(Data listing)
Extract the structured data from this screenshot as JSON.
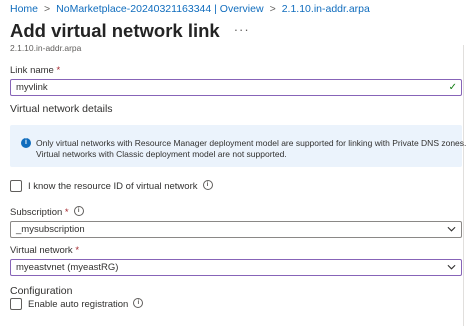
{
  "breadcrumb": {
    "items": [
      "Home",
      "NoMarketplace-20240321163344 | Overview",
      "2.1.10.in-addr.arpa"
    ],
    "separator": ">"
  },
  "header": {
    "title": "Add virtual network link",
    "subtitle": "2.1.10.in-addr.arpa",
    "more_icon": "ellipsis-icon"
  },
  "link_name": {
    "label": "Link name",
    "required_marker": "*",
    "value": "myvlink"
  },
  "vnet_details": {
    "heading": "Virtual network details",
    "info_line1": "Only virtual networks with Resource Manager deployment model are supported for linking with Private DNS zones.",
    "info_line2": "Virtual networks with Classic deployment model are not supported."
  },
  "know_resource_id": {
    "label": "I know the resource ID of virtual network",
    "checked": false
  },
  "subscription": {
    "label": "Subscription",
    "required_marker": "*",
    "value": "_mysubscription"
  },
  "virtual_network": {
    "label": "Virtual network",
    "required_marker": "*",
    "value": "myeastvnet (myeastRG)"
  },
  "configuration": {
    "heading": "Configuration",
    "auto_registration_label": "Enable auto registration",
    "auto_registration_checked": false
  },
  "colors": {
    "link": "#0f6cbd",
    "valid_border": "#8764b8",
    "info_background": "#ebf3fc",
    "success": "#107c10",
    "required": "#a4262c"
  }
}
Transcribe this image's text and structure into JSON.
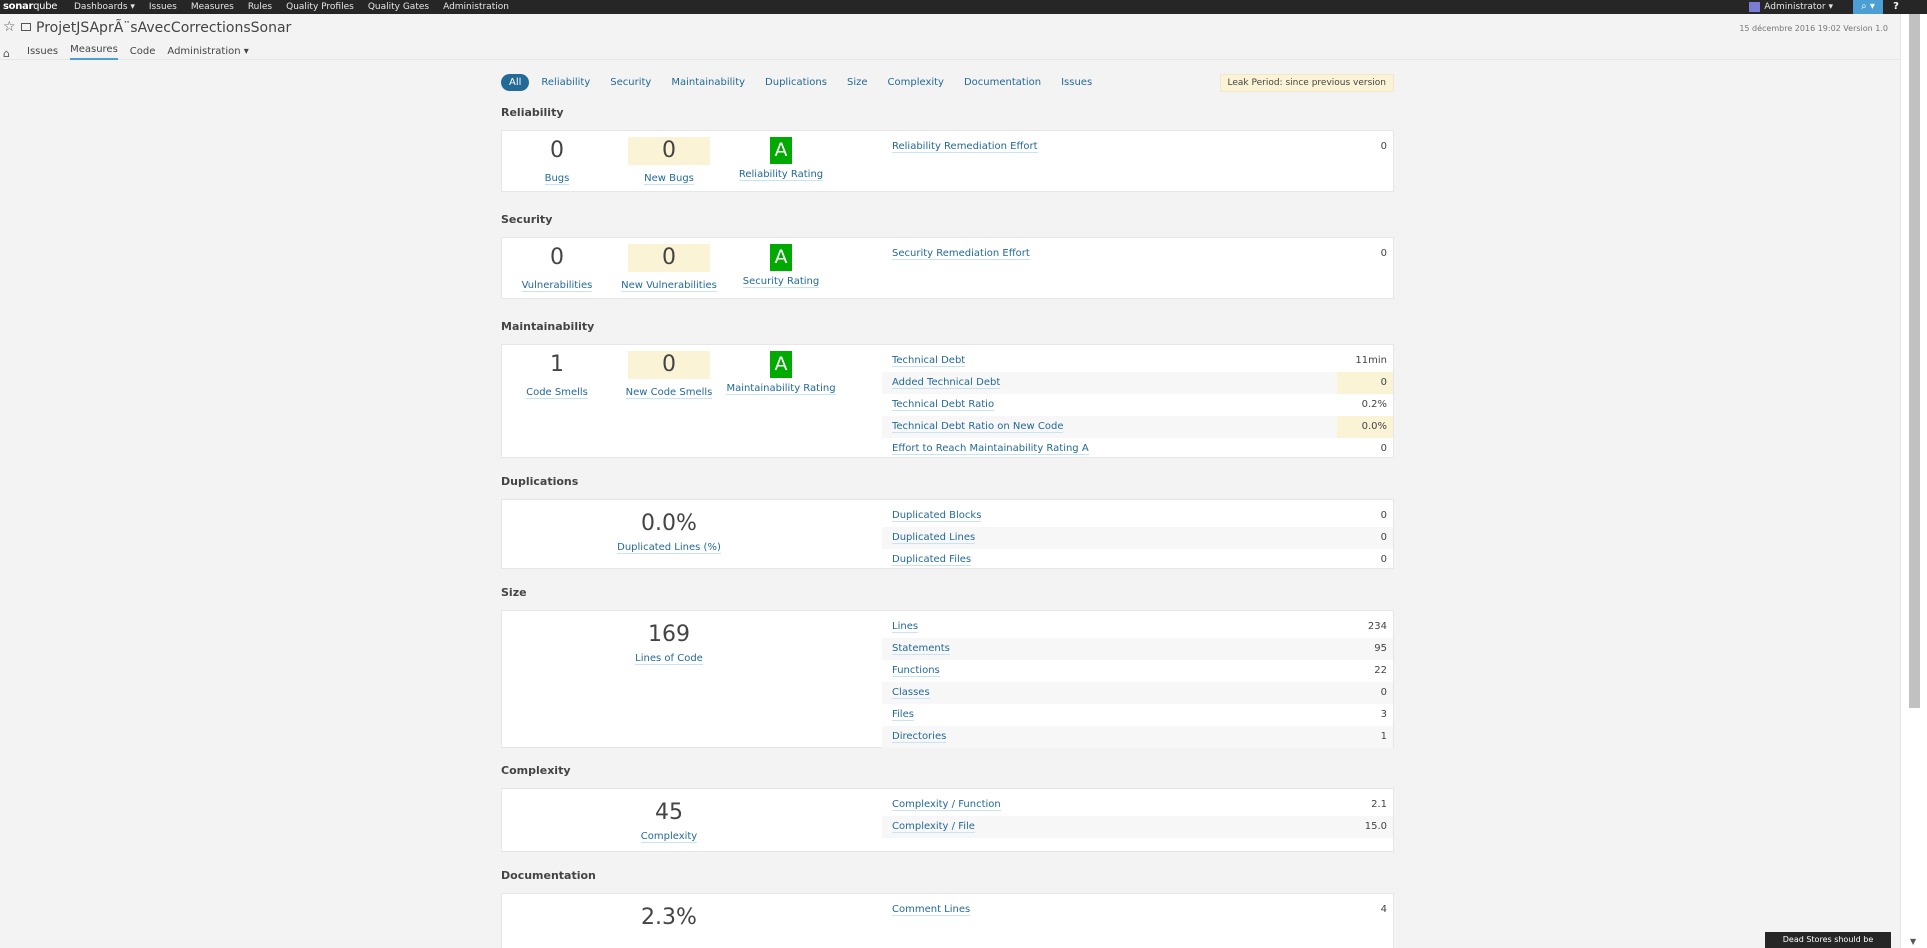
{
  "topnav": {
    "logo_a": "sonar",
    "logo_b": "qube",
    "menu": [
      "Dashboards ▾",
      "Issues",
      "Measures",
      "Rules",
      "Quality Profiles",
      "Quality Gates",
      "Administration"
    ],
    "user": "Administrator ▾",
    "search": "⌕ ▾",
    "help": "?"
  },
  "project": {
    "title": "ProjetJSAprÃ¨sAvecCorrectionsSonar",
    "meta": "15 décembre 2016 19:02   Version 1.0",
    "nav": [
      "Issues",
      "Measures",
      "Code",
      "Administration ▾"
    ]
  },
  "tabs": [
    "All",
    "Reliability",
    "Security",
    "Maintainability",
    "Duplications",
    "Size",
    "Complexity",
    "Documentation",
    "Issues"
  ],
  "leak_period": "Leak Period: since previous version",
  "reliability": {
    "title": "Reliability",
    "bugs": "0",
    "bugs_label": "Bugs",
    "new_bugs": "0",
    "new_bugs_label": "New Bugs",
    "rating": "A",
    "rating_label": "Reliability Rating",
    "rows": [
      {
        "label": "Reliability Remediation Effort",
        "value": "0"
      }
    ]
  },
  "security": {
    "title": "Security",
    "vuln": "0",
    "vuln_label": "Vulnerabilities",
    "new_vuln": "0",
    "new_vuln_label": "New Vulnerabilities",
    "rating": "A",
    "rating_label": "Security Rating",
    "rows": [
      {
        "label": "Security Remediation Effort",
        "value": "0"
      }
    ]
  },
  "maintainability": {
    "title": "Maintainability",
    "smells": "1",
    "smells_label": "Code Smells",
    "new_smells": "0",
    "new_smells_label": "New Code Smells",
    "rating": "A",
    "rating_label": "Maintainability Rating",
    "rows": [
      {
        "label": "Technical Debt",
        "value": "11min"
      },
      {
        "label": "Added Technical Debt",
        "value": "0"
      },
      {
        "label": "Technical Debt Ratio",
        "value": "0.2%"
      },
      {
        "label": "Technical Debt Ratio on New Code",
        "value": "0.0%"
      },
      {
        "label": "Effort to Reach Maintainability Rating A",
        "value": "0"
      }
    ]
  },
  "duplications": {
    "title": "Duplications",
    "big": "0.0%",
    "big_label": "Duplicated Lines (%)",
    "rows": [
      {
        "label": "Duplicated Blocks",
        "value": "0"
      },
      {
        "label": "Duplicated Lines",
        "value": "0"
      },
      {
        "label": "Duplicated Files",
        "value": "0"
      }
    ]
  },
  "size": {
    "title": "Size",
    "big": "169",
    "big_label": "Lines of Code",
    "rows": [
      {
        "label": "Lines",
        "value": "234"
      },
      {
        "label": "Statements",
        "value": "95"
      },
      {
        "label": "Functions",
        "value": "22"
      },
      {
        "label": "Classes",
        "value": "0"
      },
      {
        "label": "Files",
        "value": "3"
      },
      {
        "label": "Directories",
        "value": "1"
      }
    ]
  },
  "complexity": {
    "title": "Complexity",
    "big": "45",
    "big_label": "Complexity",
    "rows": [
      {
        "label": "Complexity / Function",
        "value": "2.1"
      },
      {
        "label": "Complexity / File",
        "value": "15.0"
      }
    ]
  },
  "documentation": {
    "title": "Documentation",
    "big": "2.3%",
    "rows": [
      {
        "label": "Comment Lines",
        "value": "4"
      }
    ]
  },
  "toast": "Dead Stores should be removed ×"
}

SET PROBLEM: Reproduce all entries without any change, and omit the pictures.

RESPONSE TO THE EXERCISE:
Extract the structured data from this screenshot as JSON.
{
  "breadcrumb": {
    "items": [
      "Home",
      "NoMarketplace-20240321163344 | Overview",
      "2.1.10.in-addr.arpa"
    ],
    "separator": ">"
  },
  "header": {
    "title": "Add virtual network link",
    "subtitle": "2.1.10.in-addr.arpa",
    "more_icon": "ellipsis-icon"
  },
  "link_name": {
    "label": "Link name",
    "required_marker": "*",
    "value": "myvlink"
  },
  "vnet_details": {
    "heading": "Virtual network details",
    "info_line1": "Only virtual networks with Resource Manager deployment model are supported for linking with Private DNS zones.",
    "info_line2": "Virtual networks with Classic deployment model are not supported."
  },
  "know_resource_id": {
    "label": "I know the resource ID of virtual network",
    "checked": false
  },
  "subscription": {
    "label": "Subscription",
    "required_marker": "*",
    "value": "_mysubscription"
  },
  "virtual_network": {
    "label": "Virtual network",
    "required_marker": "*",
    "value": "myeastvnet (myeastRG)"
  },
  "configuration": {
    "heading": "Configuration",
    "auto_registration_label": "Enable auto registration",
    "auto_registration_checked": false
  },
  "colors": {
    "link": "#0f6cbd",
    "valid_border": "#8764b8",
    "info_background": "#ebf3fc",
    "success": "#107c10",
    "required": "#a4262c"
  }
}
Transcribe this image's text and structure into JSON.
{
  "topnav": {
    "logo_a": "sonar",
    "logo_b": "qube",
    "menu": [
      "Dashboards ▾",
      "Issues",
      "Measures",
      "Rules",
      "Quality Profiles",
      "Quality Gates",
      "Administration"
    ],
    "user": "Administrator ▾",
    "search": "⌕ ▾",
    "help": "?"
  },
  "project": {
    "title": "ProjetJSAprÃ¨sAvecCorrectionsSonar",
    "meta": "15 décembre 2016 19:02   Version 1.0",
    "nav": [
      "Issues",
      "Measures",
      "Code",
      "Administration ▾"
    ]
  },
  "tabs": [
    "All",
    "Reliability",
    "Security",
    "Maintainability",
    "Duplications",
    "Size",
    "Complexity",
    "Documentation",
    "Issues"
  ],
  "leak_period": "Leak Period: since previous version",
  "reliability": {
    "title": "Reliability",
    "bugs": "0",
    "bugs_label": "Bugs",
    "new_bugs": "0",
    "new_bugs_label": "New Bugs",
    "rating": "A",
    "rating_label": "Reliability Rating",
    "rows": [
      {
        "label": "Reliability Remediation Effort",
        "value": "0"
      }
    ]
  },
  "security": {
    "title": "Security",
    "vuln": "0",
    "vuln_label": "Vulnerabilities",
    "new_vuln": "0",
    "new_vuln_label": "New Vulnerabilities",
    "rating": "A",
    "rating_label": "Security Rating",
    "rows": [
      {
        "label": "Security Remediation Effort",
        "value": "0"
      }
    ]
  },
  "maintainability": {
    "title": "Maintainability",
    "smells": "1",
    "smells_label": "Code Smells",
    "new_smells": "0",
    "new_smells_label": "New Code Smells",
    "rating": "A",
    "rating_label": "Maintainability Rating",
    "rows": [
      {
        "label": "Technical Debt",
        "value": "11min"
      },
      {
        "label": "Added Technical Debt",
        "value": "0"
      },
      {
        "label": "Technical Debt Ratio",
        "value": "0.2%"
      },
      {
        "label": "Technical Debt Ratio on New Code",
        "value": "0.0%"
      },
      {
        "label": "Effort to Reach Maintainability Rating A",
        "value": "0"
      }
    ]
  },
  "duplications": {
    "title": "Duplications",
    "big": "0.0%",
    "big_label": "Duplicated Lines (%)",
    "rows": [
      {
        "label": "Duplicated Blocks",
        "value": "0"
      },
      {
        "label": "Duplicated Lines",
        "value": "0"
      },
      {
        "label": "Duplicated Files",
        "value": "0"
      }
    ]
  },
  "size": {
    "title": "Size",
    "big": "169",
    "big_label": "Lines of Code",
    "rows": [
      {
        "label": "Lines",
        "value": "234"
      },
      {
        "label": "Statements",
        "value": "95"
      },
      {
        "label": "Functions",
        "value": "22"
      },
      {
        "label": "Classes",
        "value": "0"
      },
      {
        "label": "Files",
        "value": "3"
      },
      {
        "label": "Directories",
        "value": "1"
      }
    ]
  },
  "complexity": {
    "title": "Complexity",
    "big": "45",
    "big_label": "Complexity",
    "rows": [
      {
        "label": "Complexity / Function",
        "value": "2.1"
      },
      {
        "label": "Complexity / File",
        "value": "15.0"
      }
    ]
  },
  "documentation": {
    "title": "Documentation",
    "big": "2.3%",
    "rows": [
      {
        "label": "Comment Lines",
        "value": "4"
      }
    ]
  },
  "toast": "Dead Stores should be removed ×"
}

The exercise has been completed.